■ Exercise requirements
(1) According to the chapter summary on Boolean gene regulatory networks, which networks learn in the fastest possible way?
(2) Using the chapter summary on Boolean gene regulatory networks, explain why regulatory and other biological networks might become subcritical rather than critical.

** Opening Passage block **

Chapter 5 is the first to address other problems beyond neural dynamics such as gene regulation in complex biological systems. To this end, the well-founded Boolean approach to model gene regulatory networks is employed. A much discussed hypothesis proposed that such approach reproduces empirical findings the best if it is tuned to operate at criticality, exploiting its large number of functional advantages. Here, we study the effect of noise within the context of Boolean networks trained to learn complex tasks under supervision. We verify that quasi-critical networks are the ones learning in the fastest possible way –even for asynchronous updating rules– and that the larger the task complexity the smaller the distance to criticality. On the other hand, when additional sources of intrinsic noise in the network states and/or in its wiring pattern are introduced, the optimally performing networks become clearly subcritical. These results suggest that in order to compensate for inherent stochasticity, regulatory and other type of biological networks might become subcritical rather than being critical, all the most if the task to be performed has limited complexity.

** Closing Passage block **
** Opening Information block **

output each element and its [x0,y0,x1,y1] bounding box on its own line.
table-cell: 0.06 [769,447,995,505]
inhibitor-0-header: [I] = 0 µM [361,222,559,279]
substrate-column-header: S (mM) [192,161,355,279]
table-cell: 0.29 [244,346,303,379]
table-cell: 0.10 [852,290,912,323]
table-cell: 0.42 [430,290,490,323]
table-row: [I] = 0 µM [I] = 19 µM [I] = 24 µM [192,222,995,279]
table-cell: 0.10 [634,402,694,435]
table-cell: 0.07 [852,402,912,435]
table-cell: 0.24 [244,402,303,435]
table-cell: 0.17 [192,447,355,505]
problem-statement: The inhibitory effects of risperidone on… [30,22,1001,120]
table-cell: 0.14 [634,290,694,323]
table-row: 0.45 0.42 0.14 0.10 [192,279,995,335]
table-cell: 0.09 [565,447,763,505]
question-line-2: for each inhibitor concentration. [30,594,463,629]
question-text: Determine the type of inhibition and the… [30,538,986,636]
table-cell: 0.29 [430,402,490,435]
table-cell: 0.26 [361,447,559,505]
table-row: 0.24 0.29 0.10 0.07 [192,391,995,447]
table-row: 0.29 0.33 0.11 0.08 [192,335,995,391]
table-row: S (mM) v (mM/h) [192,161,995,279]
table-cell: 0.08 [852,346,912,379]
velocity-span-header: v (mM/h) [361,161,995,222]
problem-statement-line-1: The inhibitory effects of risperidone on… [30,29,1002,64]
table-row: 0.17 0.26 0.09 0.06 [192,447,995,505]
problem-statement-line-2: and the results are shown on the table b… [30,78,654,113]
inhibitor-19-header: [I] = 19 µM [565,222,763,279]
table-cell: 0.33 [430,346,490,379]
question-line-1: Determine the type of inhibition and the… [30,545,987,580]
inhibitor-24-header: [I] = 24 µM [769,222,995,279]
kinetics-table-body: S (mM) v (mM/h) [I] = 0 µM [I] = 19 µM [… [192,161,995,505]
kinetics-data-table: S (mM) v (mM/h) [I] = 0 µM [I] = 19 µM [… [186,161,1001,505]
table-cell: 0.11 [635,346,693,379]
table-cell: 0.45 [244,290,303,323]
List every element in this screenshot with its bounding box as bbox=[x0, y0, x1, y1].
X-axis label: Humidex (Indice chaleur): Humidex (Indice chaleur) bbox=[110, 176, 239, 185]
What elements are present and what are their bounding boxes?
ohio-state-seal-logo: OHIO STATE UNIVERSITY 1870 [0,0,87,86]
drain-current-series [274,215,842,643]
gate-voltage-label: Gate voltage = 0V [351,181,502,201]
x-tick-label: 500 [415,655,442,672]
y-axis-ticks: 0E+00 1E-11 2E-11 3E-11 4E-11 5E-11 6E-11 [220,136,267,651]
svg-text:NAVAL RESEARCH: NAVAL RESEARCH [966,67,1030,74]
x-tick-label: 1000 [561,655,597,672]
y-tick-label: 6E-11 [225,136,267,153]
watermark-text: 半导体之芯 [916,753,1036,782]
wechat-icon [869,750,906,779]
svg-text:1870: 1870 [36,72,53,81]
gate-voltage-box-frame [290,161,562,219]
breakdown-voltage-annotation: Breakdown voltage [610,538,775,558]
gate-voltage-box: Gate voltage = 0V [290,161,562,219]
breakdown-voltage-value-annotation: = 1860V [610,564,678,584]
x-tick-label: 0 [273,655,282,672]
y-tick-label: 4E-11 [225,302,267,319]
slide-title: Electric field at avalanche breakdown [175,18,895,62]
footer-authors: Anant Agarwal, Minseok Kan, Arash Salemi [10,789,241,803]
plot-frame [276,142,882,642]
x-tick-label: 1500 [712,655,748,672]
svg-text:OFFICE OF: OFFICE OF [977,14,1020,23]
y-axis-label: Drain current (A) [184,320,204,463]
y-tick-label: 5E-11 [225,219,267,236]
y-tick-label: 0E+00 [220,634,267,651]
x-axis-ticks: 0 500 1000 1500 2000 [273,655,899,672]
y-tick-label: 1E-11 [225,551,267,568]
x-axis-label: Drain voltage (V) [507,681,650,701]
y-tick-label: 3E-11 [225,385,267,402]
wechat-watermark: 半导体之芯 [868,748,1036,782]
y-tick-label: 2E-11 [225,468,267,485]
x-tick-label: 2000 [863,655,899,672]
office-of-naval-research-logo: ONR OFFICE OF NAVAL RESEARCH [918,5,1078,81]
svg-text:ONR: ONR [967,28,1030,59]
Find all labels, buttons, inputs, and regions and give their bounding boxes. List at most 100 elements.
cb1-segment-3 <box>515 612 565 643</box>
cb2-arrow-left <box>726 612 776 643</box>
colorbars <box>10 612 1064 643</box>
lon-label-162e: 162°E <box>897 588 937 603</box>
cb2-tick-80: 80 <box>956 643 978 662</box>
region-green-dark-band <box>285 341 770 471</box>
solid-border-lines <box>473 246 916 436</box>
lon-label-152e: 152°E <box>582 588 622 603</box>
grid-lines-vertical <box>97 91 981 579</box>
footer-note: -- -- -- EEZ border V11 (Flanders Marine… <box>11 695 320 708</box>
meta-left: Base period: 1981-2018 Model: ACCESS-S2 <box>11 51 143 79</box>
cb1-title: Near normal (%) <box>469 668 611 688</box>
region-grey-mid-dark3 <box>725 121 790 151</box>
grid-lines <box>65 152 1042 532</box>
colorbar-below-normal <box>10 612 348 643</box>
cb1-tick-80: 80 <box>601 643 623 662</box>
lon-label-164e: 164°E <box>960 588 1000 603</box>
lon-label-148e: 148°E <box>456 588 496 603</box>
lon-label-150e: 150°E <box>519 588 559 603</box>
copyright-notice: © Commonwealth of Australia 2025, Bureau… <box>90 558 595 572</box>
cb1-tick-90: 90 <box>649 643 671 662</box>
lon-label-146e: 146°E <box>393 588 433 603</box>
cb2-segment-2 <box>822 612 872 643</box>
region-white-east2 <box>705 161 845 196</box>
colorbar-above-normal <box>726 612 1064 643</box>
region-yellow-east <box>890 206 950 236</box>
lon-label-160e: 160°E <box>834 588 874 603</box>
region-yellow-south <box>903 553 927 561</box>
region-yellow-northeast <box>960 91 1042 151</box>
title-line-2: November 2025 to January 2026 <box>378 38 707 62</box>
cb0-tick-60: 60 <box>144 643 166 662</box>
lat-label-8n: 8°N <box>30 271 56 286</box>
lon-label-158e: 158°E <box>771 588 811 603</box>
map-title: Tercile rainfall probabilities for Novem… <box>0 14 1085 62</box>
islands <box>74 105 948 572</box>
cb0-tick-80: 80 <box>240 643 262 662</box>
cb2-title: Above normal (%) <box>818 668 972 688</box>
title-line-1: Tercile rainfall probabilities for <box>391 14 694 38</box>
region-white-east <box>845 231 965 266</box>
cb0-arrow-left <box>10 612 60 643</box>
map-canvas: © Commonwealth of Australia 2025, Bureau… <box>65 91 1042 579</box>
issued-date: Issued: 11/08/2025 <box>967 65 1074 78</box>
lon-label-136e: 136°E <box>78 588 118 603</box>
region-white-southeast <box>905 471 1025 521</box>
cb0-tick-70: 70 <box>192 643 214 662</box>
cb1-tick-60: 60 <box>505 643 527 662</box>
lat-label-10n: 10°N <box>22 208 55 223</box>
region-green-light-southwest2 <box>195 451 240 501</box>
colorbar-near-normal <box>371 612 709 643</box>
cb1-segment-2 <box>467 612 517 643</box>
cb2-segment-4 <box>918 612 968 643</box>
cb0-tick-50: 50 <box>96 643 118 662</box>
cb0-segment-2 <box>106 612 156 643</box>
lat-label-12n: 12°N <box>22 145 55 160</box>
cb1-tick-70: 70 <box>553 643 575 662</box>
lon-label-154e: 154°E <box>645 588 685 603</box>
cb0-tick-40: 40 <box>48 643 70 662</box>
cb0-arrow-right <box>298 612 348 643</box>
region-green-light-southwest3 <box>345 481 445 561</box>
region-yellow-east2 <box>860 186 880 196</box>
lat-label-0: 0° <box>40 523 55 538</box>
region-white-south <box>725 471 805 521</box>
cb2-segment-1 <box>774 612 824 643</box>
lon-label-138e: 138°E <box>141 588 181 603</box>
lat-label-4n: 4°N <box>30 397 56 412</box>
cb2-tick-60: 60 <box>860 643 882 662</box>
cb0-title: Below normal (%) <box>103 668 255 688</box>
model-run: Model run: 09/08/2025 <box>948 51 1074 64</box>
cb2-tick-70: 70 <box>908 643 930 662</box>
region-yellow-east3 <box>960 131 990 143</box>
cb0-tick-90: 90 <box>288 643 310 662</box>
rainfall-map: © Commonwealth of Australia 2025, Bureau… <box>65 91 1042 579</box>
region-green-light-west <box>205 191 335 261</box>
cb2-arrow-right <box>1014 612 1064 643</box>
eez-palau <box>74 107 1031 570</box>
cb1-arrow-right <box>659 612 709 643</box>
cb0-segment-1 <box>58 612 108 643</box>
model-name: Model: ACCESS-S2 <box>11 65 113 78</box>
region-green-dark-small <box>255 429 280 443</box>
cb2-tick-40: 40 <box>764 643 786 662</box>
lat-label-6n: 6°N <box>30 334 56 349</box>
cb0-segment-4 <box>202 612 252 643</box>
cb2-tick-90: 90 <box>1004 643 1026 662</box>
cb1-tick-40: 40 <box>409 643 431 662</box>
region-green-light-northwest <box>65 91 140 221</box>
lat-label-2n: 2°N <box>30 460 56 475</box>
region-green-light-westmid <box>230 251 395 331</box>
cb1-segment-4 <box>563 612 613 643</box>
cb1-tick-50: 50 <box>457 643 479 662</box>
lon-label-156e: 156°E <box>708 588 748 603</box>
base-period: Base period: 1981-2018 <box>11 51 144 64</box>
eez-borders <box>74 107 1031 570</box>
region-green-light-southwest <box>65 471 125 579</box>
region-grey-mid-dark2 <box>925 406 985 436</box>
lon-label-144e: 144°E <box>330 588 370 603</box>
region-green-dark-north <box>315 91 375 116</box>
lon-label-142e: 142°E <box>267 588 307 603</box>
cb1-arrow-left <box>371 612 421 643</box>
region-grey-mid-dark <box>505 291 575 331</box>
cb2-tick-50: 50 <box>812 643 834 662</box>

** Closing Information block **

■ Answers in order
(1) Quasi-critical networks learn in the fastest possible way, even under asynchronous updating rules.

(2) When additional intrinsic noise in the network states or wiring pattern is introduced, the optimally performing networks become clearly subcritical. This suggests that biological networks might become subcritical to compensate for inherent stochasticity, especially when the task has limited complexity.